<<<<
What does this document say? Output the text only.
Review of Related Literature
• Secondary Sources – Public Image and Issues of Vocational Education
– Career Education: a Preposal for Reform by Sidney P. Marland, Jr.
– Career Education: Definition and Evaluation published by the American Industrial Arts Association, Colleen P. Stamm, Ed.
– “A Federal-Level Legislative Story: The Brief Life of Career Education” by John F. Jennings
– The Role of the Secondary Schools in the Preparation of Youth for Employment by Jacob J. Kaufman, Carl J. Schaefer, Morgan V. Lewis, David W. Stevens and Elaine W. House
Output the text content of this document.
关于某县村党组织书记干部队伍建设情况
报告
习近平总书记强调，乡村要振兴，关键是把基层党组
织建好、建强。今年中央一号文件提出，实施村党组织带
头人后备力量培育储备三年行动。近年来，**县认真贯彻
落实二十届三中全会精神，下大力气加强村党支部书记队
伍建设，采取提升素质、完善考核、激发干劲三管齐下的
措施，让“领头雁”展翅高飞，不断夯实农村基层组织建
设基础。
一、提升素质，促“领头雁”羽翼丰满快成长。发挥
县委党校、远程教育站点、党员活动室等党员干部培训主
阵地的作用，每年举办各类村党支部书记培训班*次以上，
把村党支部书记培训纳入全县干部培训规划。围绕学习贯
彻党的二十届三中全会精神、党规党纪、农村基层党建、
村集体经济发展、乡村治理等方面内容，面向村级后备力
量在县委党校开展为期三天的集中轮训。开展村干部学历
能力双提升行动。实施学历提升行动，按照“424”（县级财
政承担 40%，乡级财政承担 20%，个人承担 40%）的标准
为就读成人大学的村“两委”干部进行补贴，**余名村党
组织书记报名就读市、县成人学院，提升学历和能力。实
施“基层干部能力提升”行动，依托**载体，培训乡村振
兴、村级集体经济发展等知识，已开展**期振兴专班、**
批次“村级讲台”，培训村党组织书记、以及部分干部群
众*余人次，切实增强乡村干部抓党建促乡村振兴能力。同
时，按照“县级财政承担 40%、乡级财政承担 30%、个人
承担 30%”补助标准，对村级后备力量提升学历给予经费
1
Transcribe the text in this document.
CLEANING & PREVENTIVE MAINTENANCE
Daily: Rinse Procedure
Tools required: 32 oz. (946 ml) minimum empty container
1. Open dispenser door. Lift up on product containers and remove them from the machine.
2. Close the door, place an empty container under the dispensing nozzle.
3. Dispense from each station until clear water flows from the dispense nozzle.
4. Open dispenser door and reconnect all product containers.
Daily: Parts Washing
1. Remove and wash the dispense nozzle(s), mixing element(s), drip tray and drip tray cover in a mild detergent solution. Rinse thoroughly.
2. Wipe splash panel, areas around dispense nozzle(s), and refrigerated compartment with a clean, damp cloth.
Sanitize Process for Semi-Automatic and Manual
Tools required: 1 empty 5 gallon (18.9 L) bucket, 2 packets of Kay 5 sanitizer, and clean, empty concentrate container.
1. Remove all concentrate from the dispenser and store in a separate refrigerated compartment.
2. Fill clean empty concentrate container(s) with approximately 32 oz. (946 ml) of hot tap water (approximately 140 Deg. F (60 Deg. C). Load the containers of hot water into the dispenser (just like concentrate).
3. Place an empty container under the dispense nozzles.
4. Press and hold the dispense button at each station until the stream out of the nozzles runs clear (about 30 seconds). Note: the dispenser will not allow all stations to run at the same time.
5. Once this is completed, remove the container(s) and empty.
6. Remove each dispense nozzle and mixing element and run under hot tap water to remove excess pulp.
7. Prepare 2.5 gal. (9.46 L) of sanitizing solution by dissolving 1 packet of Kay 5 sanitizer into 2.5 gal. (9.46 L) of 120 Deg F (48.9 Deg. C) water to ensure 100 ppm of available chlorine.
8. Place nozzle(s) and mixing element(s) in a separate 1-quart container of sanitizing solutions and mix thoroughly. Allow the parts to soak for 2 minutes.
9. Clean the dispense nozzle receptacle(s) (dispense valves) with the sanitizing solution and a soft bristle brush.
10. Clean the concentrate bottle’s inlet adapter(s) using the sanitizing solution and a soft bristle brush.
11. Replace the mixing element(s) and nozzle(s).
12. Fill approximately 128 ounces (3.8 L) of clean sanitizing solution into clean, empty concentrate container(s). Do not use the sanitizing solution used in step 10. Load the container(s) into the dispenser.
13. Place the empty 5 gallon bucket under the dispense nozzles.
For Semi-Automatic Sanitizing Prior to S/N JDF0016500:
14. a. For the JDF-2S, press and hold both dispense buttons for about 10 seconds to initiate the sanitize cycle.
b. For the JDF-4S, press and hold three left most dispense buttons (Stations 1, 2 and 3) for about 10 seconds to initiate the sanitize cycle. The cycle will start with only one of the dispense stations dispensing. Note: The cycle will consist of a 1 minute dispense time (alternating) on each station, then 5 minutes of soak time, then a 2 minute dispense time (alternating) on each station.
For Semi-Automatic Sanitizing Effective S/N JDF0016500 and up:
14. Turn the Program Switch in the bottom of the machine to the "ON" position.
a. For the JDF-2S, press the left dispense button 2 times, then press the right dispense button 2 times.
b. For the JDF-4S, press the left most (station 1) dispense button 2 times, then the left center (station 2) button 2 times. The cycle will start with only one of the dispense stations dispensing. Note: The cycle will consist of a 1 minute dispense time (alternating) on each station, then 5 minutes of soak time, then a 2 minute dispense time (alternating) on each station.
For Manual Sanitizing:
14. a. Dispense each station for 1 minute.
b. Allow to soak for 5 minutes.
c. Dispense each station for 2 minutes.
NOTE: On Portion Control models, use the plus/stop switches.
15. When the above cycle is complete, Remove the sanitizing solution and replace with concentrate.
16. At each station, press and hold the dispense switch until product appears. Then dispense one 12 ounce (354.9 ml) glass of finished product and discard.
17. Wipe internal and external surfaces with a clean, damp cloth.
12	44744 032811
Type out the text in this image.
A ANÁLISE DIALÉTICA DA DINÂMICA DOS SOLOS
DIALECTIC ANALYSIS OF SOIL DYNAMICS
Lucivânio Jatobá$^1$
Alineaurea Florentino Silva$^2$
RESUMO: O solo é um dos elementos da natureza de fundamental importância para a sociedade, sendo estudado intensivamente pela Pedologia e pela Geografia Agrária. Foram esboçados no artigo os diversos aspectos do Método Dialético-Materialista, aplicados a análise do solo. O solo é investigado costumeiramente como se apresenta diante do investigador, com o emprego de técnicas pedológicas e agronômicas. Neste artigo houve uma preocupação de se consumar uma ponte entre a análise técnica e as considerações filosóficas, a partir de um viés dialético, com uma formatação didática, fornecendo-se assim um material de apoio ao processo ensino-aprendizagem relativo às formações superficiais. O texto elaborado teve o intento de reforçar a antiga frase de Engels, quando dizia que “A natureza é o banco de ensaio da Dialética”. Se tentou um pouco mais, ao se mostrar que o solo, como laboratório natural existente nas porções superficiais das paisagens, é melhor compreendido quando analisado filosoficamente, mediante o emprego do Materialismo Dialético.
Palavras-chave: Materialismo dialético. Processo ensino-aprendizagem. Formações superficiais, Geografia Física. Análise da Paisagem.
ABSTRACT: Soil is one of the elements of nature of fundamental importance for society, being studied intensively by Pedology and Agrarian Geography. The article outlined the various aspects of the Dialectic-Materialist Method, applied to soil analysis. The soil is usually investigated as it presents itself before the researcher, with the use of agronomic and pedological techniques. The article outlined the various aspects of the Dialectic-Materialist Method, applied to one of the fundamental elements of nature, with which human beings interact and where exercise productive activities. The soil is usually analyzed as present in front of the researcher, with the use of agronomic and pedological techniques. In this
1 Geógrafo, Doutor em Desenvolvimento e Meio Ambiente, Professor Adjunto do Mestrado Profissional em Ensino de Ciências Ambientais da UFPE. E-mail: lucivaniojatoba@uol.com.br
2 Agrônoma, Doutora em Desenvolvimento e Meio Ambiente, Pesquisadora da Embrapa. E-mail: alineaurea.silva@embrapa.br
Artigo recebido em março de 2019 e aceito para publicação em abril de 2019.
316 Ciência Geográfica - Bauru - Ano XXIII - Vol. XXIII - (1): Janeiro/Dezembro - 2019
>>>>
# [Exercise instructions]
In the listing above, how many lines hold the word "machine"? Give the number and nothing more.

# [Correct result]
2